• [Texte cité]
******

Au-delà de la news CNN
Au Pulloff se joue La femme qui tenait un homme en laisse, un monologue d’une justesse exceptionnelle.
Une photographie fait le tour de la planète. Le monde est atterré, les journalistes et les officiels de tous bords hurlent au scandale. Sur le cliché, une jeune femme soldat américaine avec une laisse. Au bout de la corde, un prisonnier irakien nu, humilié, rampant sous les ordres de son bourreau. Qui n'a pas entendu parler deces photos prises dans les couloirs de la prison d'Abou Ghraïb ?

Ces jours au Pulloff, se joue La femme qui tenait un homme en laisse, un monologue du Neuchâtelois Yves Robert inspiré par cette triste affaire de barbarie gratuite. Réactif d'abord – le choc, l'indignation, l'incompréhension, – le texte utilise les codes de la fiction pour creuser au-delà de la news CNN, chercher à recomposer les blessures, les manques, les frustrations qui composent l'histoire personnelle derrière le «fait divers», avec tous ses nuances et ses aspérités. Sans jamais condamner ni justifier.

Sur scène, l'ambiguïté prend toute son ampleur. Le spectacle que l'on craignait politique correct est une pure merveille de justesse, d'intelligence et d'humanité.

******

• [Objectifs]
**a.** Répondez à ces questions sur la critique du monologue :
(i) Dans quel lieu se joue le spectacle ?
(ii) Quelle est l'origine de l'auteur Yves Robert ?
(iii) Dans quelle prison les photos ont-elles été prises ?
**b.** Reprenez la critique du monologue sur Abou Ghraïb et prolongez-la de quelques phrases après la dernière.
Les lignes placées après ce texte proviennent d'une autre source.

• [Informations fournies]
******

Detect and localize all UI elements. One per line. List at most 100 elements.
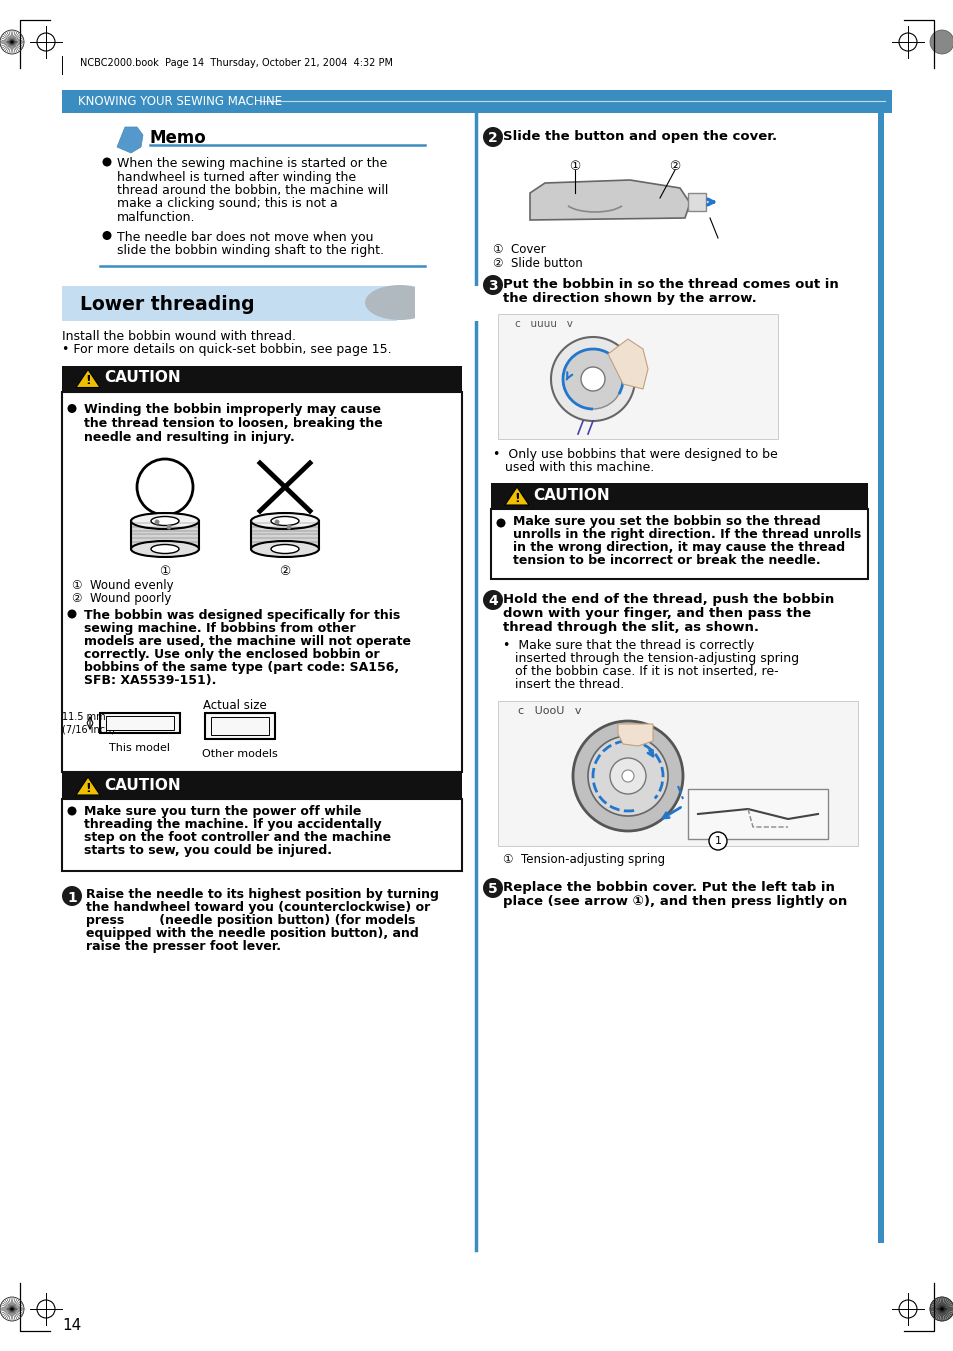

******

• [Réponses attendues]
**a.**
(i) Le spectacle se joue au Pulloff.
(ii) Yves Robert est neuchâtelois.
(iii) Les photos ont été prises à la prison d'Abou Ghraïb.

**b.**
Une banquette de salle d'attente pour tout décor et une caméra. Dispositif sobre et puissant dans l'évocation. Sous la direction de Julien Barroche, la comédienne Christine Chalard-Mühlemann – magnifique – trace avec force et dualité la vie imaginée de Lynndie England. Caméra en main ou sur trépied, la comédienne livre une douloureuse et intime plaidoirie, qui passe des rires arrogants aux larmes étouffées, en passant par la joyeuse naïveté d'une adolescente qui croit agir pour son pays. En filigrane, se dessine toute l'histoire du peuple américain et de ce foutu rêve de réussite qui devient trop lourd à porter quand on a grandi dans une petite ville perdue de l'Oklahoma.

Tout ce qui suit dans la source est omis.